Collection entries

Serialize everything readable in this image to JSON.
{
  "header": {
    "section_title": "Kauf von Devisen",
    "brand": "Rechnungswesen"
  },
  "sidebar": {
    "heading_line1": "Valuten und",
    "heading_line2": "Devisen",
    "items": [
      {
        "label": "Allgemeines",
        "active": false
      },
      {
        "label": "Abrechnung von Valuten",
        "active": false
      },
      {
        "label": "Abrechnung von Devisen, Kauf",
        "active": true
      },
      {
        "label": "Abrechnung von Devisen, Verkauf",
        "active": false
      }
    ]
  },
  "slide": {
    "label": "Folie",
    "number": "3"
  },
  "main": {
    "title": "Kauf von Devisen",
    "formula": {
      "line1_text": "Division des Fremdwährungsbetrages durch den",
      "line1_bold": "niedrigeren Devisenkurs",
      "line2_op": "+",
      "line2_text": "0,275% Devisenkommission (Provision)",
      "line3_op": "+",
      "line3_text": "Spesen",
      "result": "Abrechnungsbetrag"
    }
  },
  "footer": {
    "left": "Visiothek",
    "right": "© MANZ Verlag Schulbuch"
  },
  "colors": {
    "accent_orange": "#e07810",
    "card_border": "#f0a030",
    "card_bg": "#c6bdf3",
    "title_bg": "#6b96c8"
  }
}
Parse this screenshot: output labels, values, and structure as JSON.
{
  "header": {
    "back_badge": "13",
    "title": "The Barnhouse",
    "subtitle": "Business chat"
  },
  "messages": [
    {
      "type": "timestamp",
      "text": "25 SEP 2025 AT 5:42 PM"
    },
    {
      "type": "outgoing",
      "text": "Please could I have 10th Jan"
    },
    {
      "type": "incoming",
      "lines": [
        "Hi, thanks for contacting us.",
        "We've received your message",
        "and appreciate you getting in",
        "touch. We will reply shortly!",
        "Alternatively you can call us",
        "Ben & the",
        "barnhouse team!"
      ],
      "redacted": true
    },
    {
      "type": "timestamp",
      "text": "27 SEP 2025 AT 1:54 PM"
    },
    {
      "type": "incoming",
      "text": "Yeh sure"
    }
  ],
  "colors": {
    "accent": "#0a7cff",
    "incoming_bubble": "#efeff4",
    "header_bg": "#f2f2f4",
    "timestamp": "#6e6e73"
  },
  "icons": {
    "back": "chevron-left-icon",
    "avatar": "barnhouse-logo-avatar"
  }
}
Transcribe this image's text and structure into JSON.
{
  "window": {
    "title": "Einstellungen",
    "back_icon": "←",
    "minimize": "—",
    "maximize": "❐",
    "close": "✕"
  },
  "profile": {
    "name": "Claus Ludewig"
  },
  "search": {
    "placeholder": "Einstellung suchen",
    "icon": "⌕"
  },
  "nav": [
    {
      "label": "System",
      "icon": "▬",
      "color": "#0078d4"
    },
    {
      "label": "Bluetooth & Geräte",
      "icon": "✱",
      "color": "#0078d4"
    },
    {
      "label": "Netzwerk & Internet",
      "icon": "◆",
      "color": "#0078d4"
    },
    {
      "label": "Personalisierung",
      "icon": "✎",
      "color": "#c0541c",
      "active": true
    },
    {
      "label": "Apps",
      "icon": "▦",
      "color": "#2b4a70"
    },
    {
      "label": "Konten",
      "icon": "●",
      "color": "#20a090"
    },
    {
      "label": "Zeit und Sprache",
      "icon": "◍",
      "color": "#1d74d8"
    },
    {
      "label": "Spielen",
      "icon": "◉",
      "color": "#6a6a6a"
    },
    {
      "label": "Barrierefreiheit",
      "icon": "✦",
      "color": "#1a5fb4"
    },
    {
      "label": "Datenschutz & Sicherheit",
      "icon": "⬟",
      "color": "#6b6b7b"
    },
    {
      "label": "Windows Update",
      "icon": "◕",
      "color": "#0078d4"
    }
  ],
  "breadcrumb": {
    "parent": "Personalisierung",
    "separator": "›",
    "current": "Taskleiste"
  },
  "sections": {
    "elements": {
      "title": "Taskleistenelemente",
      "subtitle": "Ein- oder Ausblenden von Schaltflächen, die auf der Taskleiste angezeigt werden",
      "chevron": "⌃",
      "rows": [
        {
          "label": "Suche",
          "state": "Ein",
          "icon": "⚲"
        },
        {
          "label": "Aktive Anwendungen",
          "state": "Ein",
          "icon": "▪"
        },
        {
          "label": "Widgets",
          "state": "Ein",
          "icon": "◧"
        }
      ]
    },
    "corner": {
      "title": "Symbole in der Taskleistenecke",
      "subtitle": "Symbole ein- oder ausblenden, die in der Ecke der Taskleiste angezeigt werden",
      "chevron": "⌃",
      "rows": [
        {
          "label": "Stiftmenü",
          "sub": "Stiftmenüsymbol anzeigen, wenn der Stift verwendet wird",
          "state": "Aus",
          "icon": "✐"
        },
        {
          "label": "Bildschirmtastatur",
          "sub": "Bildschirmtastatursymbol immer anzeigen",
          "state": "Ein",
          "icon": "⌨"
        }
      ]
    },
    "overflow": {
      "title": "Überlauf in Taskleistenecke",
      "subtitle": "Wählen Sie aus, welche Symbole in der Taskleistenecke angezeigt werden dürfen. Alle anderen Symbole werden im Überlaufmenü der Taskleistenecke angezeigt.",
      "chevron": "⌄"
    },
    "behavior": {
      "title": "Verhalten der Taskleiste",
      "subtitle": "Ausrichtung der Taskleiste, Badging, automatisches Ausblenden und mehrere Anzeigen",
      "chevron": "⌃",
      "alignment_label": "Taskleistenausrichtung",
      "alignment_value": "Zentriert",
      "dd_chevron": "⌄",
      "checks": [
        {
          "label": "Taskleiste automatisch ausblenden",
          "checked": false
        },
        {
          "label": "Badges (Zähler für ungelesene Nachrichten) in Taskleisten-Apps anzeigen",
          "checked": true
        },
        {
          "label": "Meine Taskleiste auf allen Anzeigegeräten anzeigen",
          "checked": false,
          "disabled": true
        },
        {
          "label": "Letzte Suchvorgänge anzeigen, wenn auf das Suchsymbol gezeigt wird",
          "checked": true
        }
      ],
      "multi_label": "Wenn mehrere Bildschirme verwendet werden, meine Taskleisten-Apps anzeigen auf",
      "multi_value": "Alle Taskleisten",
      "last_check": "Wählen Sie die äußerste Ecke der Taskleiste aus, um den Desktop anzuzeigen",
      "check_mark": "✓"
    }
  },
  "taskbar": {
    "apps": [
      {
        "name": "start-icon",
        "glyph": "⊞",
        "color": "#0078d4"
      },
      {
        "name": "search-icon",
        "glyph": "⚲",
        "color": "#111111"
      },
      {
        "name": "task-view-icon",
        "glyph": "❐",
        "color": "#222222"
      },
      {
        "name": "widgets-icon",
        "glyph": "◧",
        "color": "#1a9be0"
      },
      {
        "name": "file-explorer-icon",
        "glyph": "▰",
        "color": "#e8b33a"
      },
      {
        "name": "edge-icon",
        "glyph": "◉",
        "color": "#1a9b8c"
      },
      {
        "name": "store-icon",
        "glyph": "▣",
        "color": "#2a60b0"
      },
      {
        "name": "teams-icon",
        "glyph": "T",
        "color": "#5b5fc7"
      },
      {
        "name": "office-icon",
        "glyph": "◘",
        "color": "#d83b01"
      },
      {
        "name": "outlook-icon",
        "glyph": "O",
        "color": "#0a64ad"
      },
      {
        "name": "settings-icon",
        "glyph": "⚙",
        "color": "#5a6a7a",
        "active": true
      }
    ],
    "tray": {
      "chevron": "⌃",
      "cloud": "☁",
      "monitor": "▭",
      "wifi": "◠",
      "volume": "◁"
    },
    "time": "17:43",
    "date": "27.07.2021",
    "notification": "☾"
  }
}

EXERCISE REQUIREMENTS:
Output all of the data above without any alteration.

FINAL RESULT:
Serialize everything readable in this image to JSON.
{
  "header": {
    "section_title": "Kauf von Devisen",
    "brand": "Rechnungswesen"
  },
  "sidebar": {
    "heading_line1": "Valuten und",
    "heading_line2": "Devisen",
    "items": [
      {
        "label": "Allgemeines",
        "active": false
      },
      {
        "label": "Abrechnung von Valuten",
        "active": false
      },
      {
        "label": "Abrechnung von Devisen, Kauf",
        "active": true
      },
      {
        "label": "Abrechnung von Devisen, Verkauf",
        "active": false
      }
    ]
  },
  "slide": {
    "label": "Folie",
    "number": "3"
  },
  "main": {
    "title": "Kauf von Devisen",
    "formula": {
      "line1_text": "Division des Fremdwährungsbetrages durch den",
      "line1_bold": "niedrigeren Devisenkurs",
      "line2_op": "+",
      "line2_text": "0,275% Devisenkommission (Provision)",
      "line3_op": "+",
      "line3_text": "Spesen",
      "result": "Abrechnungsbetrag"
    }
  },
  "footer": {
    "left": "Visiothek",
    "right": "© MANZ Verlag Schulbuch"
  },
  "colors": {
    "accent_orange": "#e07810",
    "card_border": "#f0a030",
    "card_bg": "#c6bdf3",
    "title_bg": "#6b96c8"
  }
}
Parse this screenshot: output labels, values, and structure as JSON.
{
  "header": {
    "back_badge": "13",
    "title": "The Barnhouse",
    "subtitle": "Business chat"
  },
  "messages": [
    {
      "type": "timestamp",
      "text": "25 SEP 2025 AT 5:42 PM"
    },
    {
      "type": "outgoing",
      "text": "Please could I have 10th Jan"
    },
    {
      "type": "incoming",
      "lines": [
        "Hi, thanks for contacting us.",
        "We've received your message",
        "and appreciate you getting in",
        "touch. We will reply shortly!",
        "Alternatively you can call us",
        "Ben & the",
        "barnhouse team!"
      ],
      "redacted": true
    },
    {
      "type": "timestamp",
      "text": "27 SEP 2025 AT 1:54 PM"
    },
    {
      "type": "incoming",
      "text": "Yeh sure"
    }
  ],
  "colors": {
    "accent": "#0a7cff",
    "incoming_bubble": "#efeff4",
    "header_bg": "#f2f2f4",
    "timestamp": "#6e6e73"
  },
  "icons": {
    "back": "chevron-left-icon",
    "avatar": "barnhouse-logo-avatar"
  }
}
Transcribe this image's text and structure into JSON.
{
  "window": {
    "title": "Einstellungen",
    "back_icon": "←",
    "minimize": "—",
    "maximize": "❐",
    "close": "✕"
  },
  "profile": {
    "name": "Claus Ludewig"
  },
  "search": {
    "placeholder": "Einstellung suchen",
    "icon": "⌕"
  },
  "nav": [
    {
      "label": "System",
      "icon": "▬",
      "color": "#0078d4"
    },
    {
      "label": "Bluetooth & Geräte",
      "icon": "✱",
      "color": "#0078d4"
    },
    {
      "label": "Netzwerk & Internet",
      "icon": "◆",
      "color": "#0078d4"
    },
    {
      "label": "Personalisierung",
      "icon": "✎",
      "color": "#c0541c",
      "active": true
    },
    {
      "label": "Apps",
      "icon": "▦",
      "color": "#2b4a70"
    },
    {
      "label": "Konten",
      "icon": "●",
      "color": "#20a090"
    },
    {
      "label": "Zeit und Sprache",
      "icon": "◍",
      "color": "#1d74d8"
    },
    {
      "label": "Spielen",
      "icon": "◉",
      "color": "#6a6a6a"
    },
    {
      "label": "Barrierefreiheit",
      "icon": "✦",
      "color": "#1a5fb4"
    },
    {
      "label": "Datenschutz & Sicherheit",
      "icon": "⬟",
      "color": "#6b6b7b"
    },
    {
      "label": "Windows Update",
      "icon": "◕",
      "color": "#0078d4"
    }
  ],
  "breadcrumb": {
    "parent": "Personalisierung",
    "separator": "›",
    "current": "Taskleiste"
  },
  "sections": {
    "elements": {
      "title": "Taskleistenelemente",
      "subtitle": "Ein- oder Ausblenden von Schaltflächen, die auf der Taskleiste angezeigt werden",
      "chevron": "⌃",
      "rows": [
        {
          "label": "Suche",
          "state": "Ein",
          "icon": "⚲"
        },
        {
          "label": "Aktive Anwendungen",
          "state": "Ein",
          "icon": "▪"
        },
        {
          "label": "Widgets",
          "state": "Ein",
          "icon": "◧"
        }
      ]
    },
    "corner": {
      "title": "Symbole in der Taskleistenecke",
      "subtitle": "Symbole ein- oder ausblenden, die in der Ecke der Taskleiste angezeigt werden",
      "chevron": "⌃",
      "rows": [
        {
          "label": "Stiftmenü",
          "sub": "Stiftmenüsymbol anzeigen, wenn der Stift verwendet wird",
          "state": "Aus",
          "icon": "✐"
        },
        {
          "label": "Bildschirmtastatur",
          "sub": "Bildschirmtastatursymbol immer anzeigen",
          "state": "Ein",
          "icon": "⌨"
        }
      ]
    },
    "overflow": {
      "title": "Überlauf in Taskleistenecke",
      "subtitle": "Wählen Sie aus, welche Symbole in der Taskleistenecke angezeigt werden dürfen. Alle anderen Symbole werden im Überlaufmenü der Taskleistenecke angezeigt.",
      "chevron": "⌄"
    },
    "behavior": {
      "title": "Verhalten der Taskleiste",
      "subtitle": "Ausrichtung der Taskleiste, Badging, automatisches Ausblenden und mehrere Anzeigen",
      "chevron": "⌃",
      "alignment_label": "Taskleistenausrichtung",
      "alignment_value": "Zentriert",
      "dd_chevron": "⌄",
      "checks": [
        {
          "label": "Taskleiste automatisch ausblenden",
          "checked": false
        },
        {
          "label": "Badges (Zähler für ungelesene Nachrichten) in Taskleisten-Apps anzeigen",
          "checked": true
        },
        {
          "label": "Meine Taskleiste auf allen Anzeigegeräten anzeigen",
          "checked": false,
          "disabled": true
        },
        {
          "label": "Letzte Suchvorgänge anzeigen, wenn auf das Suchsymbol gezeigt wird",
          "checked": true
        }
      ],
      "multi_label": "Wenn mehrere Bildschirme verwendet werden, meine Taskleisten-Apps anzeigen auf",
      "multi_value": "Alle Taskleisten",
      "last_check": "Wählen Sie die äußerste Ecke der Taskleiste aus, um den Desktop anzuzeigen",
      "check_mark": "✓"
    }
  },
  "taskbar": {
    "apps": [
      {
        "name": "start-icon",
        "glyph": "⊞",
        "color": "#0078d4"
      },
      {
        "name": "search-icon",
        "glyph": "⚲",
        "color": "#111111"
      },
      {
        "name": "task-view-icon",
        "glyph": "❐",
        "color": "#222222"
      },
      {
        "name": "widgets-icon",
        "glyph": "◧",
        "color": "#1a9be0"
      },
      {
        "name": "file-explorer-icon",
        "glyph": "▰",
        "color": "#e8b33a"
      },
      {
        "name": "edge-icon",
        "glyph": "◉",
        "color": "#1a9b8c"
      },
      {
        "name": "store-icon",
        "glyph": "▣",
        "color": "#2a60b0"
      },
      {
        "name": "teams-icon",
        "glyph": "T",
        "color": "#5b5fc7"
      },
      {
        "name": "office-icon",
        "glyph": "◘",
        "color": "#d83b01"
      },
      {
        "name": "outlook-icon",
        "glyph": "O",
        "color": "#0a64ad"
      },
      {
        "name": "settings-icon",
        "glyph": "⚙",
        "color": "#5a6a7a",
        "active": true
      }
    ],
    "tray": {
      "chevron": "⌃",
      "cloud": "☁",
      "monitor": "▭",
      "wifi": "◠",
      "volume": "◁"
    },
    "time": "17:43",
    "date": "27.07.2021",
    "notification": "☾"
  }
}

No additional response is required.